TASK PROMPT ▸
Quote the entries that follow exactly, leaving none out.

-- BEGIN DATA ENTRIES --

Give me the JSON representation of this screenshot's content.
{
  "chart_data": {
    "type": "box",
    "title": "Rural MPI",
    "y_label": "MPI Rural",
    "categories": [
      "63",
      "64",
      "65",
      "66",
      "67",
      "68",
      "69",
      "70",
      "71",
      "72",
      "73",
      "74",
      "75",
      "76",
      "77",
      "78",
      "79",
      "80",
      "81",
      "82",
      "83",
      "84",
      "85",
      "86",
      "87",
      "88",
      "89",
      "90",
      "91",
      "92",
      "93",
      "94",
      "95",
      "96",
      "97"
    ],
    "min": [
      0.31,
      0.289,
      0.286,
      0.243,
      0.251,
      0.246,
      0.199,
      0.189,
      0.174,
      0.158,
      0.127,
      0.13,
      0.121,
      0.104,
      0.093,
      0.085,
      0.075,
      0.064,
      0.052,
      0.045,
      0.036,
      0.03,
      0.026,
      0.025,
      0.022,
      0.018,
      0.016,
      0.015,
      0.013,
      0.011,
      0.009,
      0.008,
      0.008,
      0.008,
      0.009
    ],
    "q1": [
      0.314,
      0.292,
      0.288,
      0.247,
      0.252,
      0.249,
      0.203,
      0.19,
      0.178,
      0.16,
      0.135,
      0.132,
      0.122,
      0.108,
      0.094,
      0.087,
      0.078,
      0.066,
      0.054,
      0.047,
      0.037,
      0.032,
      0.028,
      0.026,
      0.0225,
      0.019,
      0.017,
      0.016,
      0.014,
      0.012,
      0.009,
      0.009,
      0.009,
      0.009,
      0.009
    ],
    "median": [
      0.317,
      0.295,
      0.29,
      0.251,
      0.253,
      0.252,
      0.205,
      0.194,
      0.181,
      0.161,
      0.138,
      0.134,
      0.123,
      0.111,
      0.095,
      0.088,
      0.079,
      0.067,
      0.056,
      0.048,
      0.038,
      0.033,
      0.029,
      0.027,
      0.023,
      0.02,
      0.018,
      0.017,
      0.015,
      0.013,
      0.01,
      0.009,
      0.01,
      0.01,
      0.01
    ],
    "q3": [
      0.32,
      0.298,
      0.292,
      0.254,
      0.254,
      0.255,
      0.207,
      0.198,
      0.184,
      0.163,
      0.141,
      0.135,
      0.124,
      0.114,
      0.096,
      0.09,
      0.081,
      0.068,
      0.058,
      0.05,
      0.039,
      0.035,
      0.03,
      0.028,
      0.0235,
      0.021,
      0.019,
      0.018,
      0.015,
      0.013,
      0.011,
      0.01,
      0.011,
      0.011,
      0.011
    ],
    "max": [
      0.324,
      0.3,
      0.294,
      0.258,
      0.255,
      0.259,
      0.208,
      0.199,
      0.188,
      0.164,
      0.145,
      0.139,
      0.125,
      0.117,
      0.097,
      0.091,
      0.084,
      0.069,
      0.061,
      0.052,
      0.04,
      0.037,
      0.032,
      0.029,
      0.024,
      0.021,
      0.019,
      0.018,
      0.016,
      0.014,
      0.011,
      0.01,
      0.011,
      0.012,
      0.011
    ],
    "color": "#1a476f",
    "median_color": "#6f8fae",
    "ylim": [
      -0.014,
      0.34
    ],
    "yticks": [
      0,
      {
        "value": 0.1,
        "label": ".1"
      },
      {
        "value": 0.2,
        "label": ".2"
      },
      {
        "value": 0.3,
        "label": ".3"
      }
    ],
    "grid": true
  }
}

-- END DATA ENTRIES --

RESULT FOR THIS TASK ▸
Give me the JSON representation of this screenshot's content.
{
  "chart_data": {
    "type": "box",
    "title": "Rural MPI",
    "y_label": "MPI Rural",
    "categories": [
      "63",
      "64",
      "65",
      "66",
      "67",
      "68",
      "69",
      "70",
      "71",
      "72",
      "73",
      "74",
      "75",
      "76",
      "77",
      "78",
      "79",
      "80",
      "81",
      "82",
      "83",
      "84",
      "85",
      "86",
      "87",
      "88",
      "89",
      "90",
      "91",
      "92",
      "93",
      "94",
      "95",
      "96",
      "97"
    ],
    "min": [
      0.31,
      0.289,
      0.286,
      0.243,
      0.251,
      0.246,
      0.199,
      0.189,
      0.174,
      0.158,
      0.127,
      0.13,
      0.121,
      0.104,
      0.093,
      0.085,
      0.075,
      0.064,
      0.052,
      0.045,
      0.036,
      0.03,
      0.026,
      0.025,
      0.022,
      0.018,
      0.016,
      0.015,
      0.013,
      0.011,
      0.009,
      0.008,
      0.008,
      0.008,
      0.009
    ],
    "q1": [
      0.314,
      0.292,
      0.288,
      0.247,
      0.252,
      0.249,
      0.203,
      0.19,
      0.178,
      0.16,
      0.135,
      0.132,
      0.122,
      0.108,
      0.094,
      0.087,
      0.078,
      0.066,
      0.054,
      0.047,
      0.037,
      0.032,
      0.028,
      0.026,
      0.0225,
      0.019,
      0.017,
      0.016,
      0.014,
      0.012,
      0.009,
      0.009,
      0.009,
      0.009,
      0.009
    ],
    "median": [
      0.317,
      0.295,
      0.29,
      0.251,
      0.253,
      0.252,
      0.205,
      0.194,
      0.181,
      0.161,
      0.138,
      0.134,
      0.123,
      0.111,
      0.095,
      0.088,
      0.079,
      0.067,
      0.056,
      0.048,
      0.038,
      0.033,
      0.029,
      0.027,
      0.023,
      0.02,
      0.018,
      0.017,
      0.015,
      0.013,
      0.01,
      0.009,
      0.01,
      0.01,
      0.01
    ],
    "q3": [
      0.32,
      0.298,
      0.292,
      0.254,
      0.254,
      0.255,
      0.207,
      0.198,
      0.184,
      0.163,
      0.141,
      0.135,
      0.124,
      0.114,
      0.096,
      0.09,
      0.081,
      0.068,
      0.058,
      0.05,
      0.039,
      0.035,
      0.03,
      0.028,
      0.0235,
      0.021,
      0.019,
      0.018,
      0.015,
      0.013,
      0.011,
      0.01,
      0.011,
      0.011,
      0.011
    ],
    "max": [
      0.324,
      0.3,
      0.294,
      0.258,
      0.255,
      0.259,
      0.208,
      0.199,
      0.188,
      0.164,
      0.145,
      0.139,
      0.125,
      0.117,
      0.097,
      0.091,
      0.084,
      0.069,
      0.061,
      0.052,
      0.04,
      0.037,
      0.032,
      0.029,
      0.024,
      0.021,
      0.019,
      0.018,
      0.016,
      0.014,
      0.011,
      0.01,
      0.011,
      0.012,
      0.011
    ],
    "color": "#1a476f",
    "median_color": "#6f8fae",
    "ylim": [
      -0.014,
      0.34
    ],
    "yticks": [
      0,
      {
        "value": 0.1,
        "label": ".1"
      },
      {
        "value": 0.2,
        "label": ".2"
      },
      {
        "value": 0.3,
        "label": ".3"
      }
    ],
    "grid": true
  }
}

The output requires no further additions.